__DATASET RECORDS__.
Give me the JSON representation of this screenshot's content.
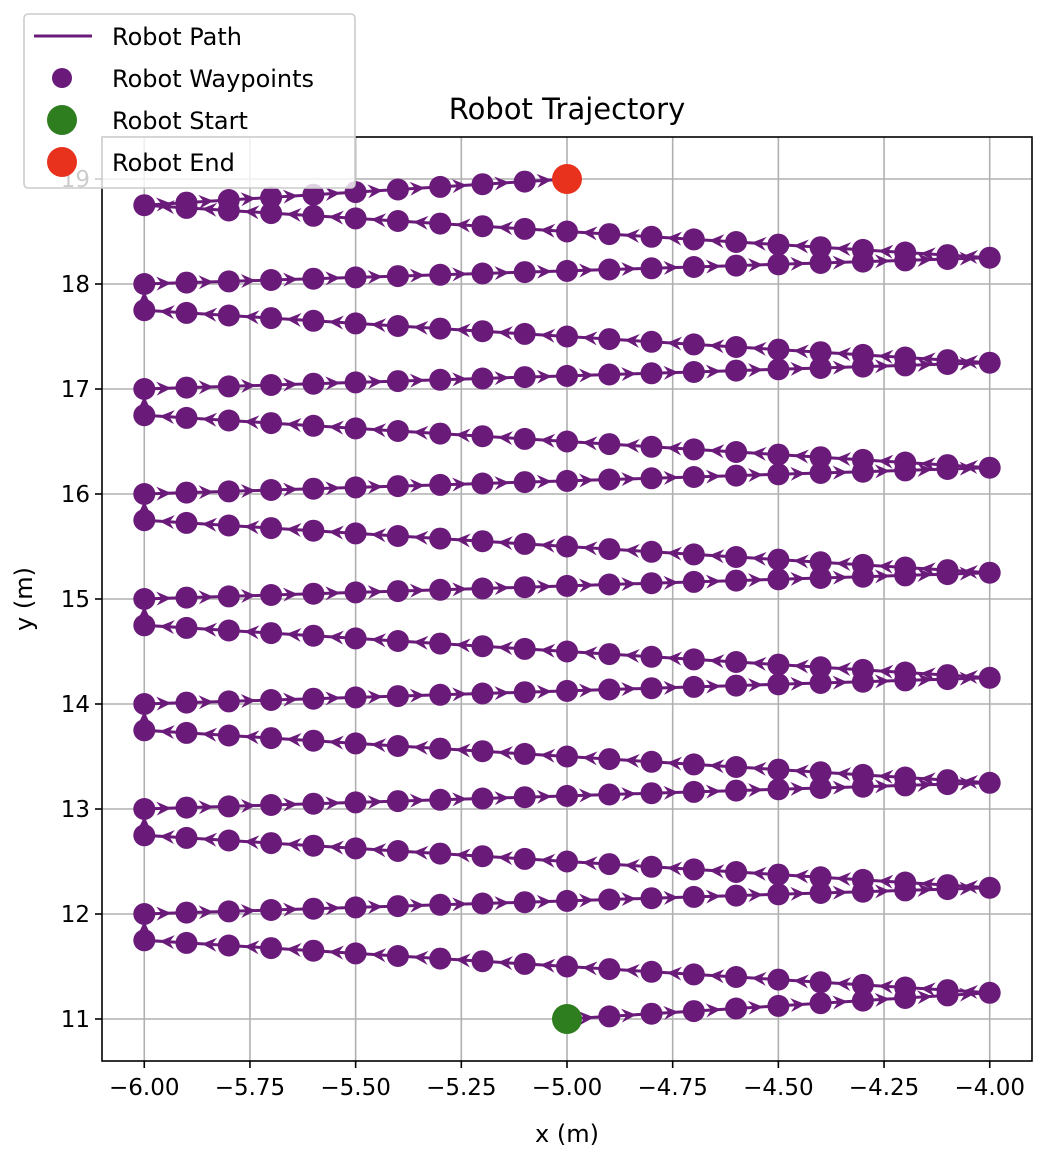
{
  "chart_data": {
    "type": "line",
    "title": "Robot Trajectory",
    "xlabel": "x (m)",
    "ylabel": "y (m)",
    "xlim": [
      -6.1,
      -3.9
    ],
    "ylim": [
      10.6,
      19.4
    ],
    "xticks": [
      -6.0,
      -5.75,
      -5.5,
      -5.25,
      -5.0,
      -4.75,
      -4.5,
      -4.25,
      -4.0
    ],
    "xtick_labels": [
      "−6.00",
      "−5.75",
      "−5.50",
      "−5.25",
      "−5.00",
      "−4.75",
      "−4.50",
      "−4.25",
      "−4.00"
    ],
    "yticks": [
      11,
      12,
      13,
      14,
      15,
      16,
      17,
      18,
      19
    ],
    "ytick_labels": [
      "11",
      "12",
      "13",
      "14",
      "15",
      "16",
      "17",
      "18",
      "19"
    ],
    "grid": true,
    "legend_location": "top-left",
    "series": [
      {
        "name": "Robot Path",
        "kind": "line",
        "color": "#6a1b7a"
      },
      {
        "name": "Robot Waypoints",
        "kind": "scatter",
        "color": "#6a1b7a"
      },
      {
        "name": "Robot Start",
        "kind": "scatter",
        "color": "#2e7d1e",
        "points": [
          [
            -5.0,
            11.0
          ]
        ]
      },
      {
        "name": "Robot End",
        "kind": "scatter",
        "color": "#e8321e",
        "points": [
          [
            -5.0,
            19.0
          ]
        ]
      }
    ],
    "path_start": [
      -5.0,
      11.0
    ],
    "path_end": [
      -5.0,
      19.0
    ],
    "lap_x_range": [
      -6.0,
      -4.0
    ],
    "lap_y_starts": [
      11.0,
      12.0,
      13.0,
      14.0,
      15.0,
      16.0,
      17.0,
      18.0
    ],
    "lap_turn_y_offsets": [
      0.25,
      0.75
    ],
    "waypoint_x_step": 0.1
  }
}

==

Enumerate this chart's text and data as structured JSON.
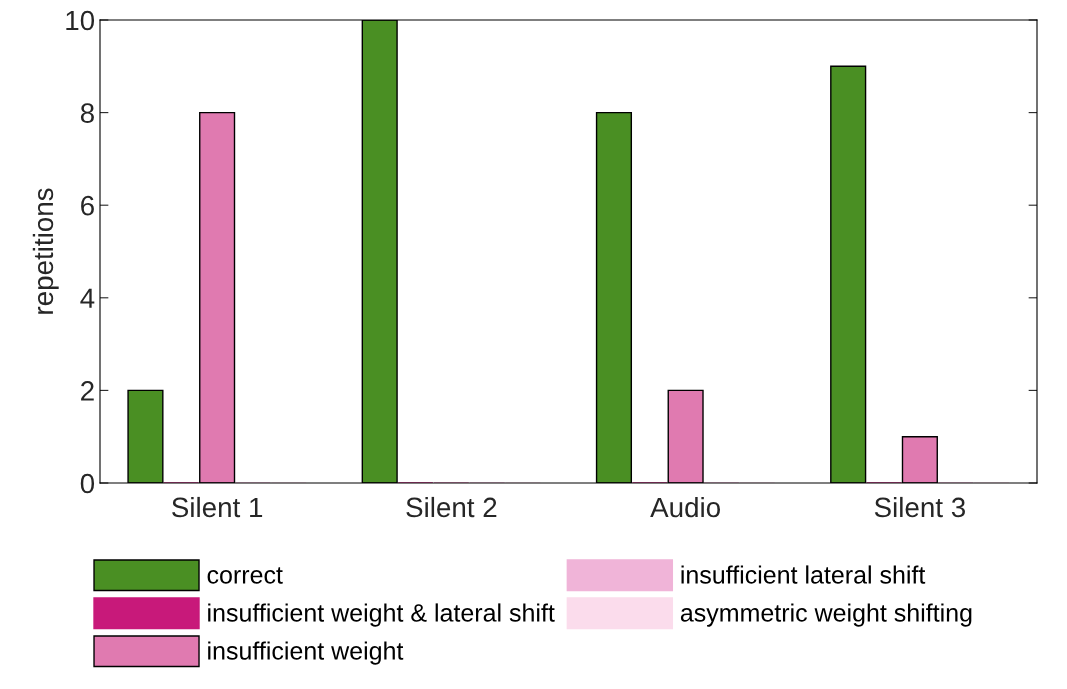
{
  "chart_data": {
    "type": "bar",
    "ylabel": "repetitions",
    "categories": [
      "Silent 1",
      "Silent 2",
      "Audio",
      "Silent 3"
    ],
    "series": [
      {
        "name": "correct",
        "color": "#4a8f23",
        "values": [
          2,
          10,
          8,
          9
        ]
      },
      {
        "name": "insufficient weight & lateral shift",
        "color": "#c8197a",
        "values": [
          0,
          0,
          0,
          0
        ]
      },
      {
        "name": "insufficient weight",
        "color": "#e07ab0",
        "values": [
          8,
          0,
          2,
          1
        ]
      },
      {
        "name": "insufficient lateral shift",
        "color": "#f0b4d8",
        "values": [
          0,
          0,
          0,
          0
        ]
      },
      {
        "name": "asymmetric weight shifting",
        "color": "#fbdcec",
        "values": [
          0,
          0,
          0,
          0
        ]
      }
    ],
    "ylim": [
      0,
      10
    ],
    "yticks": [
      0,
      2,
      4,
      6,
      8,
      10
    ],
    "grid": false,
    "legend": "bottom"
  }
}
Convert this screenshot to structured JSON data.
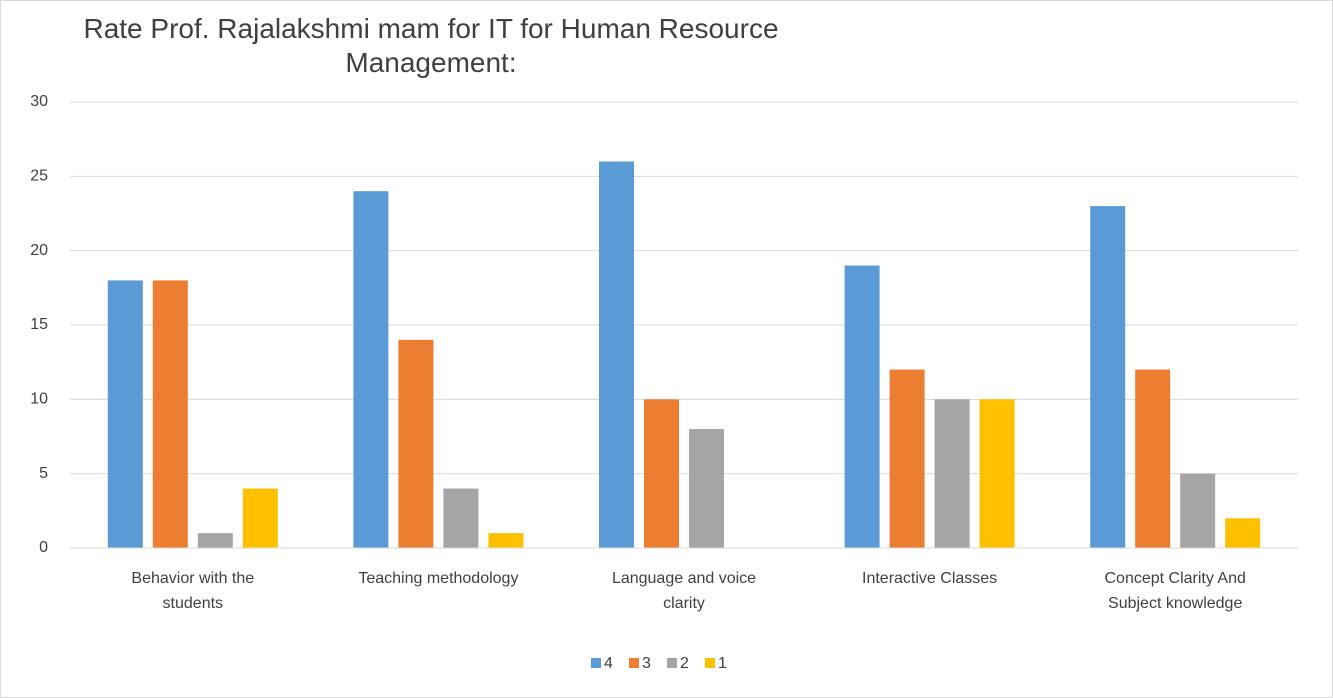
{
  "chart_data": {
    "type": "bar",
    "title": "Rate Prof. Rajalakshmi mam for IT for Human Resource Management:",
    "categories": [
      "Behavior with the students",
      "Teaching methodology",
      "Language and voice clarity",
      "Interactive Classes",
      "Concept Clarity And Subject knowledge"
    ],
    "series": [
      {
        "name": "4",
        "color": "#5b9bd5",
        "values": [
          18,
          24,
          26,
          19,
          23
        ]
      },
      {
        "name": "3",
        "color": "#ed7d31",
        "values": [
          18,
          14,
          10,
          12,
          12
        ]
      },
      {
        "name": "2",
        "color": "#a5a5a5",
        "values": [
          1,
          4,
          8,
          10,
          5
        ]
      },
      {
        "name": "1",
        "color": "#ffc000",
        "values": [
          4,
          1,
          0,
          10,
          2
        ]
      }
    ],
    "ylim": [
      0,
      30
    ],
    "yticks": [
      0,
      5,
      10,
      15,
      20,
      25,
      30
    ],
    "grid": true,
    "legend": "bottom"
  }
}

__TASK DETAILS__. Copy each line of the listing that contains the string "title".

__SOLUTION TO THIS EXERCISE__.
    "title": "Robot Trajectory",
    "title": "Rate Prof. Rajalakshmi mam for IT for Human Resource Management:",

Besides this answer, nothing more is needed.